◆ **Problem to work on**: Show all lines that include the string "background"; copy each one.

◆ **Extracted data**:

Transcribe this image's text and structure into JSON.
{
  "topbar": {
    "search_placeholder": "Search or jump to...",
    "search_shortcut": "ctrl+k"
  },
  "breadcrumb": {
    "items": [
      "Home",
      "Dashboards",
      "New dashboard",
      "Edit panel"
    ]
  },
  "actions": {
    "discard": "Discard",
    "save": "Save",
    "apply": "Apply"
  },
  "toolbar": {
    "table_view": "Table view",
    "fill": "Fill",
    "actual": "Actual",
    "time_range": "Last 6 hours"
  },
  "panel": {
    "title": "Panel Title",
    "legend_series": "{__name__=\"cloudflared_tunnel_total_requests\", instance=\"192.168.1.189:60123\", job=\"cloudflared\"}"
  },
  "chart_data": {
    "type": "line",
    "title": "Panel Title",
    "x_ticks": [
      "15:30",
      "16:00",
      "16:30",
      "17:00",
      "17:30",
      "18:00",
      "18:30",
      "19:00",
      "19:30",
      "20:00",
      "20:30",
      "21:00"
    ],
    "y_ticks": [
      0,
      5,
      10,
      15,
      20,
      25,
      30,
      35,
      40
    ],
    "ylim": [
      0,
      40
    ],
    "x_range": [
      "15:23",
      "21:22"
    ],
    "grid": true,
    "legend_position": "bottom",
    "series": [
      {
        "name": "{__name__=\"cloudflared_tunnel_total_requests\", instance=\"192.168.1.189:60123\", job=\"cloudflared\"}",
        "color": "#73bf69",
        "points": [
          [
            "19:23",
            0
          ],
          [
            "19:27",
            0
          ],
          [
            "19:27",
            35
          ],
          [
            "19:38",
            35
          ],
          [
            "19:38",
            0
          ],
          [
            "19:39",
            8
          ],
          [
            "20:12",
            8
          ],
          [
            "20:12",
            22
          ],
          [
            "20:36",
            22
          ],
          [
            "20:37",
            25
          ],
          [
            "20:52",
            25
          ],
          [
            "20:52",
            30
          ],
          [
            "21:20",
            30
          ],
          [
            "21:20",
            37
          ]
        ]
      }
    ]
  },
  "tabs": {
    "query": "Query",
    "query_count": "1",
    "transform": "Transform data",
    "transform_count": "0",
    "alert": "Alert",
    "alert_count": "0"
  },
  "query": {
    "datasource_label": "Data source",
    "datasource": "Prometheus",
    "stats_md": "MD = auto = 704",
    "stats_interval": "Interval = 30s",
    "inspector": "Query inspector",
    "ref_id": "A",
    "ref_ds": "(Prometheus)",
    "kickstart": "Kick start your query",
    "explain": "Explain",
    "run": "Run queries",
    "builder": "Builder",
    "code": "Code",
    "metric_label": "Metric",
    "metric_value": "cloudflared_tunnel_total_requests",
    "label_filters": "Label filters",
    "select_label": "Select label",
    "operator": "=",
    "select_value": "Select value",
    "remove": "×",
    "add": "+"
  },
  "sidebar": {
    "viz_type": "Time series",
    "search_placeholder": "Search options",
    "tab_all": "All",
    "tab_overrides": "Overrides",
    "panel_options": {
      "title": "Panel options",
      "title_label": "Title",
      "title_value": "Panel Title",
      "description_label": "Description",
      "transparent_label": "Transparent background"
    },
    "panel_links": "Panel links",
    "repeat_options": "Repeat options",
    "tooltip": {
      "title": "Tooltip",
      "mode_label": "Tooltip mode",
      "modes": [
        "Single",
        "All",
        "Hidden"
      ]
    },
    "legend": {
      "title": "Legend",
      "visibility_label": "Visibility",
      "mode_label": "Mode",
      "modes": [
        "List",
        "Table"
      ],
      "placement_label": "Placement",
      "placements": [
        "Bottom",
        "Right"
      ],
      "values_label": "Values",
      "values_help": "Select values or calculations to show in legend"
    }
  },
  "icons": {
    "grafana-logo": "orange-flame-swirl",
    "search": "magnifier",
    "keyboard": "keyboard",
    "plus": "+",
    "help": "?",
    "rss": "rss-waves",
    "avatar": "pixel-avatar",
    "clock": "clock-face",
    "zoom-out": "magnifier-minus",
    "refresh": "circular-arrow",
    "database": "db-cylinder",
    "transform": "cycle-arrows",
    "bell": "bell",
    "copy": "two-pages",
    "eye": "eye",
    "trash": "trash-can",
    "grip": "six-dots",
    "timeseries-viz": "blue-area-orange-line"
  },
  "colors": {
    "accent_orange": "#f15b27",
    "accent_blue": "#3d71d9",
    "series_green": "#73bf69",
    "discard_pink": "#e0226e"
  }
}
...
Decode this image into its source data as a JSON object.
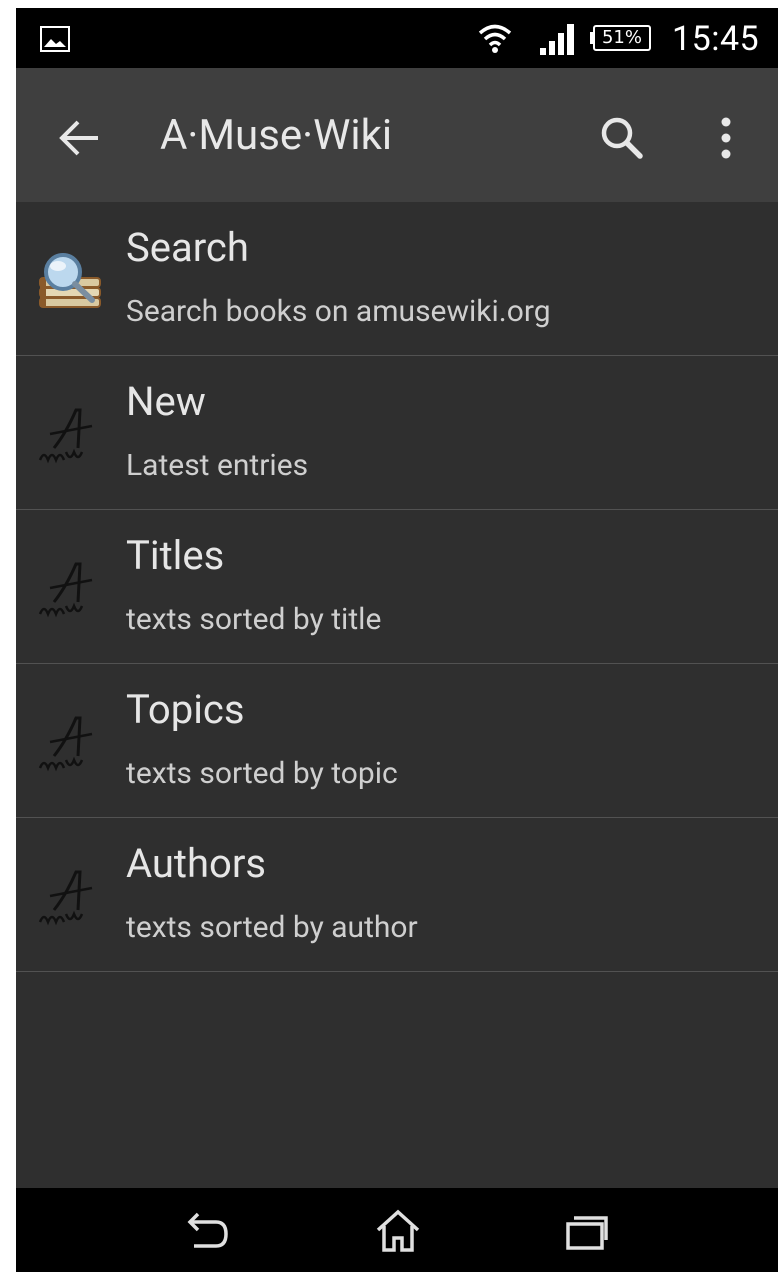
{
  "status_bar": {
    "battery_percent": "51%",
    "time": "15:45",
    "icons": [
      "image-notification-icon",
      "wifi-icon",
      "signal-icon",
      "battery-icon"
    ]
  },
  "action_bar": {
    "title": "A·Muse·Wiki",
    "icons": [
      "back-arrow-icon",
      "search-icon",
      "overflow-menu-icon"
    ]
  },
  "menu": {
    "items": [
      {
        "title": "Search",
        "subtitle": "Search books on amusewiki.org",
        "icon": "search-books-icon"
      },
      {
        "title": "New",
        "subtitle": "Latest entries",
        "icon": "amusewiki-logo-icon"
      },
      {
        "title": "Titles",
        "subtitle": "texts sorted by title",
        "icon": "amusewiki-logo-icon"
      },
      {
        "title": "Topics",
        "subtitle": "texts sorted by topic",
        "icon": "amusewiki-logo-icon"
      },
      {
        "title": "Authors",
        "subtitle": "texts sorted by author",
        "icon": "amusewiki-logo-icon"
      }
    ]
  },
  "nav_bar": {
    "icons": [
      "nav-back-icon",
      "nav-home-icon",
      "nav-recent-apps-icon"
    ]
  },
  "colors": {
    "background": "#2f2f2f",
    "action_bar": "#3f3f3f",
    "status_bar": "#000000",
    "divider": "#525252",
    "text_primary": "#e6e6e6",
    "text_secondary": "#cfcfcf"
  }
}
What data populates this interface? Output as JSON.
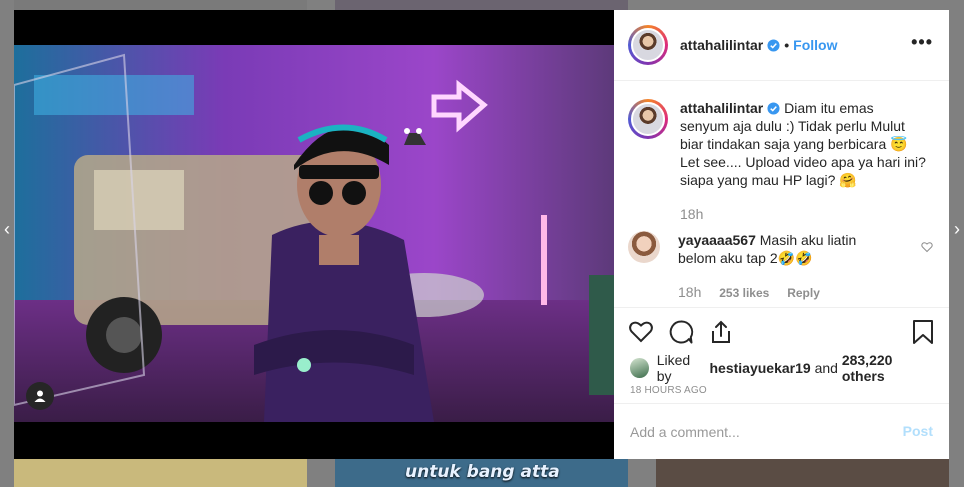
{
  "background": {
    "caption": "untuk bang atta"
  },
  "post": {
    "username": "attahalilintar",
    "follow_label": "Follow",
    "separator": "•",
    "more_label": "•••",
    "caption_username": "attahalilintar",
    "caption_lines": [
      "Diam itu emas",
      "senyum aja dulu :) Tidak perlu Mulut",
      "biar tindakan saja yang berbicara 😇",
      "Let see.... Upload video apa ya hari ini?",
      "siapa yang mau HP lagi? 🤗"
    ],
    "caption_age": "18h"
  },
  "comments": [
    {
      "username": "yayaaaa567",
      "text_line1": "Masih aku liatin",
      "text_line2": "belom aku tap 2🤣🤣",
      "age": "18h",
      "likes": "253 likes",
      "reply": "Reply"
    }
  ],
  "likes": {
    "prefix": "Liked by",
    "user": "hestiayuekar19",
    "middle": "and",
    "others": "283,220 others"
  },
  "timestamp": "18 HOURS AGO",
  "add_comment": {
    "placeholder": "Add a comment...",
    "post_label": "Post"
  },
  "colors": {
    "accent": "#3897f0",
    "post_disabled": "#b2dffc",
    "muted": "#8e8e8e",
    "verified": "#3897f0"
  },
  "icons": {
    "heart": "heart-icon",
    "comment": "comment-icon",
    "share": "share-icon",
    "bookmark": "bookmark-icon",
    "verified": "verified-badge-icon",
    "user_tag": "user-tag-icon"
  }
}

◆ **Solution**:
      "transparent_label": "Transparent background"
    "background": "#2f2f2f",
  "background": {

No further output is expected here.